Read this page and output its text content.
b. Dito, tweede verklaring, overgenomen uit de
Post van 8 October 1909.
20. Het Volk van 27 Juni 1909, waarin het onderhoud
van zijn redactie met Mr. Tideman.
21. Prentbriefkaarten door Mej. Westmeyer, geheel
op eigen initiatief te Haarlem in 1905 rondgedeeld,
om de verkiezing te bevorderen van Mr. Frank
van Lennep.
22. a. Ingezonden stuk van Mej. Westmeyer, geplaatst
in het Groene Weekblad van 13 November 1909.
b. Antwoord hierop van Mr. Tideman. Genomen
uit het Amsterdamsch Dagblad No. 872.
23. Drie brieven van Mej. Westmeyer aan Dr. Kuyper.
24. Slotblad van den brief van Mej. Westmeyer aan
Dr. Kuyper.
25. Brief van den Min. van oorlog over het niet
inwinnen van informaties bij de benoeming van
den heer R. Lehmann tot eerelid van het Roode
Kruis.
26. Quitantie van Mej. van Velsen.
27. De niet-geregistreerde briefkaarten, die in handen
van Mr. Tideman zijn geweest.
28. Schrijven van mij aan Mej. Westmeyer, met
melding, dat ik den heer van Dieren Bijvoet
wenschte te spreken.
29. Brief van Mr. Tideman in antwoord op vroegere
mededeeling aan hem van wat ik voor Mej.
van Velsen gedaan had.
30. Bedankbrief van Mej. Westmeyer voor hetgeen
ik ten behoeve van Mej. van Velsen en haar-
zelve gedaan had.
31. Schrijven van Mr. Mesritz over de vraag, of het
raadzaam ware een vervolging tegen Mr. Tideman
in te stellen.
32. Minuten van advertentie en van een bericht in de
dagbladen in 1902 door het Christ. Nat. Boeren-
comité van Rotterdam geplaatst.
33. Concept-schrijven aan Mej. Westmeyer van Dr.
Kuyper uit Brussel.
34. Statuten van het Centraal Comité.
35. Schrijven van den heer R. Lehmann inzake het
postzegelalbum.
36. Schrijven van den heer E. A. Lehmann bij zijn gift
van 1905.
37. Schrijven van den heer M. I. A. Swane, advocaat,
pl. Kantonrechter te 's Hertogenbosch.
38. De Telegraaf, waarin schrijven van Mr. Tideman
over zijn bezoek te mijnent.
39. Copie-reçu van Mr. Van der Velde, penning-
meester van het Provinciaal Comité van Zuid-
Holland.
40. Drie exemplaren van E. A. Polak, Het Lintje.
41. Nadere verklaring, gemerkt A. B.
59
^^^^
▶ _REQUIREMENT_: The lines above should be printed again, exactly as they are.

▶ _SOLUTION FOR THIS TASK_:
Read this page and output its text content.
b. Dito, tweede verklaring, overgenomen uit de
Post van 8 October 1909.
20. Het Volk van 27 Juni 1909, waarin het onderhoud
van zijn redactie met Mr. Tideman.
21. Prentbriefkaarten door Mej. Westmeyer, geheel
op eigen initiatief te Haarlem in 1905 rondgedeeld,
om de verkiezing te bevorderen van Mr. Frank
van Lennep.
22. a. Ingezonden stuk van Mej. Westmeyer, geplaatst
in het Groene Weekblad van 13 November 1909.
b. Antwoord hierop van Mr. Tideman. Genomen
uit het Amsterdamsch Dagblad No. 872.
23. Drie brieven van Mej. Westmeyer aan Dr. Kuyper.
24. Slotblad van den brief van Mej. Westmeyer aan
Dr. Kuyper.
25. Brief van den Min. van oorlog over het niet
inwinnen van informaties bij de benoeming van
den heer R. Lehmann tot eerelid van het Roode
Kruis.
26. Quitantie van Mej. van Velsen.
27. De niet-geregistreerde briefkaarten, die in handen
van Mr. Tideman zijn geweest.
28. Schrijven van mij aan Mej. Westmeyer, met
melding, dat ik den heer van Dieren Bijvoet
wenschte te spreken.
29. Brief van Mr. Tideman in antwoord op vroegere
mededeeling aan hem van wat ik voor Mej.
van Velsen gedaan had.
30. Bedankbrief van Mej. Westmeyer voor hetgeen
ik ten behoeve van Mej. van Velsen en haar-
zelve gedaan had.
31. Schrijven van Mr. Mesritz over de vraag, of het
raadzaam ware een vervolging tegen Mr. Tideman
in te stellen.
32. Minuten van advertentie en van een bericht in de
dagbladen in 1902 door het Christ. Nat. Boeren-
comité van Rotterdam geplaatst.
33. Concept-schrijven aan Mej. Westmeyer van Dr.
Kuyper uit Brussel.
34. Statuten van het Centraal Comité.
35. Schrijven van den heer R. Lehmann inzake het
postzegelalbum.
36. Schrijven van den heer E. A. Lehmann bij zijn gift
van 1905.
37. Schrijven van den heer M. I. A. Swane, advocaat,
pl. Kantonrechter te 's Hertogenbosch.
38. De Telegraaf, waarin schrijven van Mr. Tideman
over zijn bezoek te mijnent.
39. Copie-reçu van Mr. Van der Velde, penning-
meester van het Provinciaal Comité van Zuid-
Holland.
40. Drie exemplaren van E. A. Polak, Het Lintje.
41. Nadere verklaring, gemerkt A. B.
59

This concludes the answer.